WRITTEN EXERCISE: Write every record out again exactly, and keep images out of it.

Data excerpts
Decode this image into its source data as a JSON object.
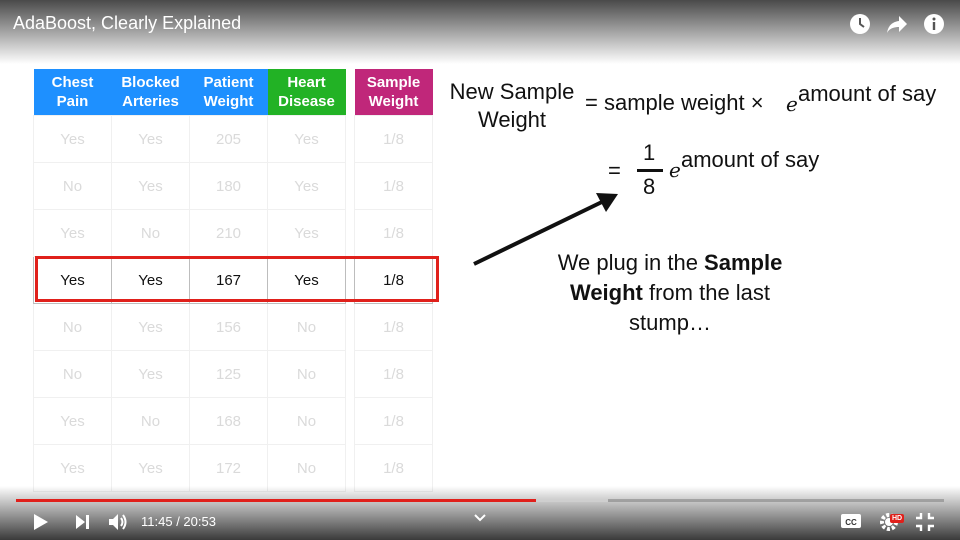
{
  "video": {
    "title": "AdaBoost, Clearly Explained"
  },
  "table": {
    "headers": [
      {
        "line1": "Chest",
        "line2": "Pain"
      },
      {
        "line1": "Blocked",
        "line2": "Arteries"
      },
      {
        "line1": "Patient",
        "line2": "Weight"
      },
      {
        "line1": "Heart",
        "line2": "Disease"
      },
      {
        "line1": "Sample",
        "line2": "Weight"
      }
    ],
    "rows": [
      [
        "Yes",
        "Yes",
        "205",
        "Yes",
        "1/8"
      ],
      [
        "No",
        "Yes",
        "180",
        "Yes",
        "1/8"
      ],
      [
        "Yes",
        "No",
        "210",
        "Yes",
        "1/8"
      ],
      [
        "Yes",
        "Yes",
        "167",
        "Yes",
        "1/8"
      ],
      [
        "No",
        "Yes",
        "156",
        "No",
        "1/8"
      ],
      [
        "No",
        "Yes",
        "125",
        "No",
        "1/8"
      ],
      [
        "Yes",
        "No",
        "168",
        "No",
        "1/8"
      ],
      [
        "Yes",
        "Yes",
        "172",
        "No",
        "1/8"
      ]
    ],
    "highlighted_row": 3
  },
  "equation": {
    "lhs_line1": "New Sample",
    "lhs_line2": "Weight",
    "rhs1": "= sample weight ×",
    "e": "e",
    "exponent": "amount of say",
    "eq2": "=",
    "numerator": "1",
    "denominator": "8",
    "e2": "e",
    "exponent2": "amount of say"
  },
  "annotation": {
    "line1_pre": "We plug in the ",
    "line1_bold": "Sample",
    "line2_bold": "Weight",
    "line2_post": " from the last",
    "line3": "stump…"
  },
  "player": {
    "current_time": "11:45",
    "separator": " / ",
    "duration": "20:53",
    "played_fraction": 0.56,
    "buffered_fraction": 0.638,
    "hd_badge": "HD",
    "icons": [
      "clock-icon",
      "share-icon",
      "info-icon",
      "play-icon",
      "next-icon",
      "volume-icon",
      "chevron-down-icon",
      "captions-icon",
      "settings-icon",
      "fullscreen-exit-icon"
    ]
  },
  "colors": {
    "blue_header": "#1E90FF",
    "green_header": "#22B225",
    "magenta_header": "#C0277A",
    "highlight_box": "#E0201B",
    "progress": "#E0201B"
  }
}
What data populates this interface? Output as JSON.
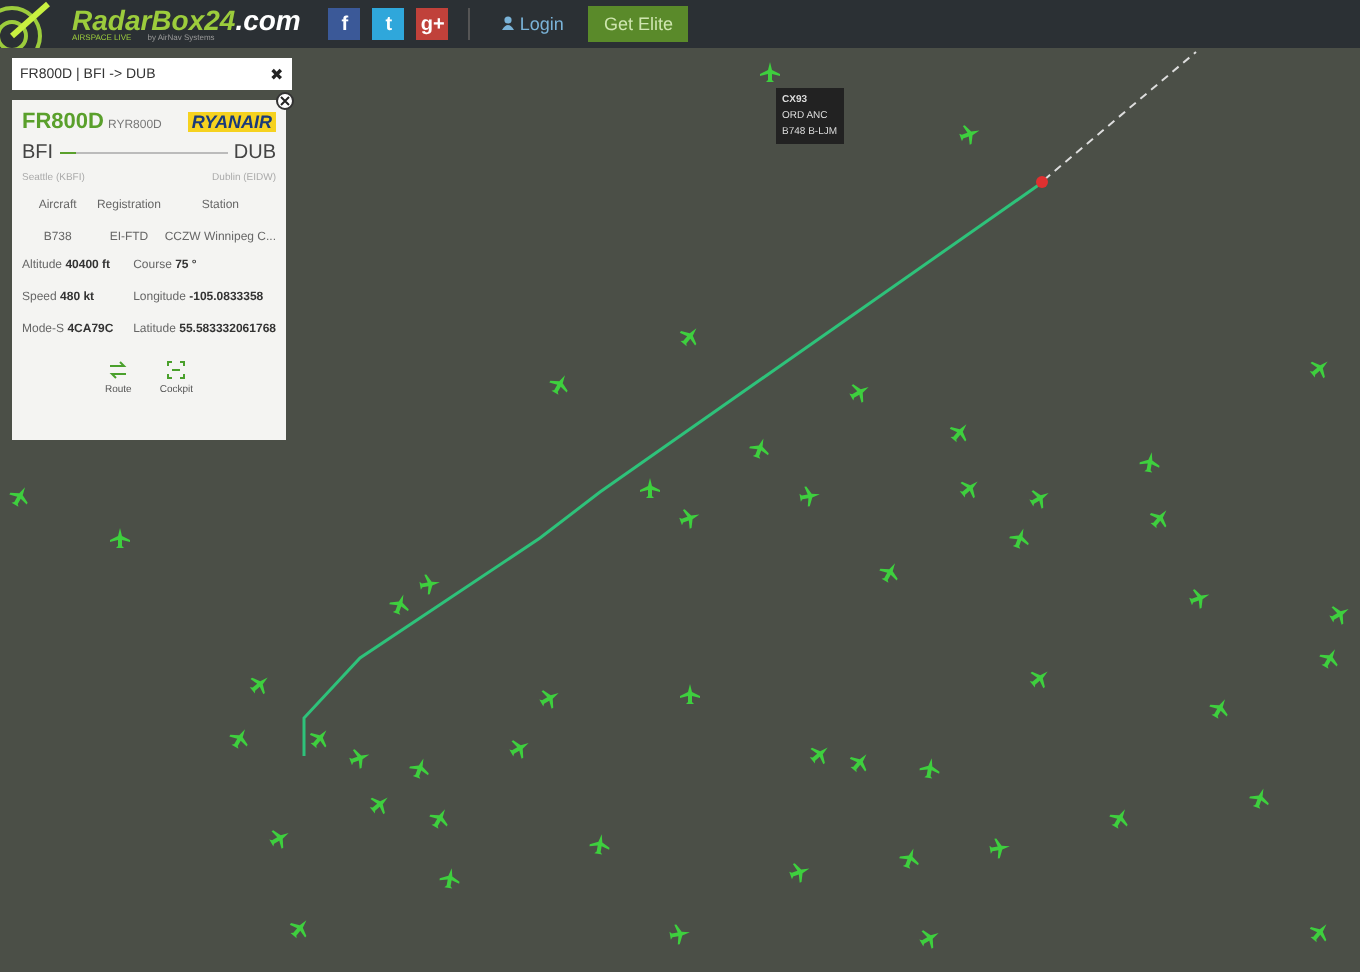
{
  "header": {
    "brand": "RadarBox24",
    "brand_suffix": ".com",
    "tagline": "AIRSPACE LIVE",
    "byline": "by AirNav Systems",
    "social": [
      {
        "kind": "facebook",
        "label": "f"
      },
      {
        "kind": "twitter",
        "label": "t"
      },
      {
        "kind": "google",
        "label": "g+"
      }
    ],
    "login": "Login",
    "elite": "Get Elite"
  },
  "search": {
    "value": "FR800D | BFI -> DUB",
    "clear": "✖"
  },
  "flight": {
    "callsign": "FR800D",
    "code": "RYR800D",
    "airline": "RYANAIR",
    "from": "BFI",
    "to": "DUB",
    "from_name": "Seattle (KBFI)",
    "to_name": "Dublin (EIDW)",
    "level": 0.1,
    "info_headers": [
      "Aircraft",
      "Registration",
      "Station"
    ],
    "info_values": [
      "B738",
      "EI-FTD",
      "CCZW Winnipeg C..."
    ],
    "stats": [
      {
        "label": "Altitude",
        "value": "40400 ft"
      },
      {
        "label": "Course",
        "value": "75 °"
      },
      {
        "label": "Speed",
        "value": "480 kt"
      },
      {
        "label": "Longitude",
        "value": "-105.0833358"
      },
      {
        "label": "Mode-S",
        "value": "4CA79C"
      },
      {
        "label": "Latitude",
        "value": "55.583332061768"
      }
    ],
    "actions": [
      {
        "kind": "route",
        "label": "Route"
      },
      {
        "kind": "cockpit",
        "label": "Cockpit"
      }
    ]
  },
  "tooltip": {
    "lines": [
      "CX93",
      "ORD ANC",
      "B748 B-LJM"
    ]
  }
}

WRITTEN ANSWER:
Decode this image into its source data as a JSON object.
{
  "video": {
    "title": "AdaBoost, Clearly Explained"
  },
  "table": {
    "headers": [
      {
        "line1": "Chest",
        "line2": "Pain"
      },
      {
        "line1": "Blocked",
        "line2": "Arteries"
      },
      {
        "line1": "Patient",
        "line2": "Weight"
      },
      {
        "line1": "Heart",
        "line2": "Disease"
      },
      {
        "line1": "Sample",
        "line2": "Weight"
      }
    ],
    "rows": [
      [
        "Yes",
        "Yes",
        "205",
        "Yes",
        "1/8"
      ],
      [
        "No",
        "Yes",
        "180",
        "Yes",
        "1/8"
      ],
      [
        "Yes",
        "No",
        "210",
        "Yes",
        "1/8"
      ],
      [
        "Yes",
        "Yes",
        "167",
        "Yes",
        "1/8"
      ],
      [
        "No",
        "Yes",
        "156",
        "No",
        "1/8"
      ],
      [
        "No",
        "Yes",
        "125",
        "No",
        "1/8"
      ],
      [
        "Yes",
        "No",
        "168",
        "No",
        "1/8"
      ],
      [
        "Yes",
        "Yes",
        "172",
        "No",
        "1/8"
      ]
    ],
    "highlighted_row": 3
  },
  "equation": {
    "lhs_line1": "New Sample",
    "lhs_line2": "Weight",
    "rhs1": "= sample weight ×",
    "e": "e",
    "exponent": "amount of say",
    "eq2": "=",
    "numerator": "1",
    "denominator": "8",
    "e2": "e",
    "exponent2": "amount of say"
  },
  "annotation": {
    "line1_pre": "We plug in the ",
    "line1_bold": "Sample",
    "line2_bold": "Weight",
    "line2_post": " from the last",
    "line3": "stump…"
  },
  "player": {
    "current_time": "11:45",
    "separator": " / ",
    "duration": "20:53",
    "played_fraction": 0.56,
    "buffered_fraction": 0.638,
    "hd_badge": "HD",
    "icons": [
      "clock-icon",
      "share-icon",
      "info-icon",
      "play-icon",
      "next-icon",
      "volume-icon",
      "chevron-down-icon",
      "captions-icon",
      "settings-icon",
      "fullscreen-exit-icon"
    ]
  },
  "colors": {
    "blue_header": "#1E90FF",
    "green_header": "#22B225",
    "magenta_header": "#C0277A",
    "highlight_box": "#E0201B",
    "progress": "#E0201B"
  }
}
What data populates this interface? Output as JSON.
{
  "header": {
    "brand": "RadarBox24",
    "brand_suffix": ".com",
    "tagline": "AIRSPACE LIVE",
    "byline": "by AirNav Systems",
    "social": [
      {
        "kind": "facebook",
        "label": "f"
      },
      {
        "kind": "twitter",
        "label": "t"
      },
      {
        "kind": "google",
        "label": "g+"
      }
    ],
    "login": "Login",
    "elite": "Get Elite"
  },
  "search": {
    "value": "FR800D | BFI -> DUB",
    "clear": "✖"
  },
  "flight": {
    "callsign": "FR800D",
    "code": "RYR800D",
    "airline": "RYANAIR",
    "from": "BFI",
    "to": "DUB",
    "from_name": "Seattle (KBFI)",
    "to_name": "Dublin (EIDW)",
    "level": 0.1,
    "info_headers": [
      "Aircraft",
      "Registration",
      "Station"
    ],
    "info_values": [
      "B738",
      "EI-FTD",
      "CCZW Winnipeg C..."
    ],
    "stats": [
      {
        "label": "Altitude",
        "value": "40400 ft"
      },
      {
        "label": "Course",
        "value": "75 °"
      },
      {
        "label": "Speed",
        "value": "480 kt"
      },
      {
        "label": "Longitude",
        "value": "-105.0833358"
      },
      {
        "label": "Mode-S",
        "value": "4CA79C"
      },
      {
        "label": "Latitude",
        "value": "55.583332061768"
      }
    ],
    "actions": [
      {
        "kind": "route",
        "label": "Route"
      },
      {
        "kind": "cockpit",
        "label": "Cockpit"
      }
    ]
  },
  "tooltip": {
    "lines": [
      "CX93",
      "ORD ANC",
      "B748 B-LJM"
    ]
  }
}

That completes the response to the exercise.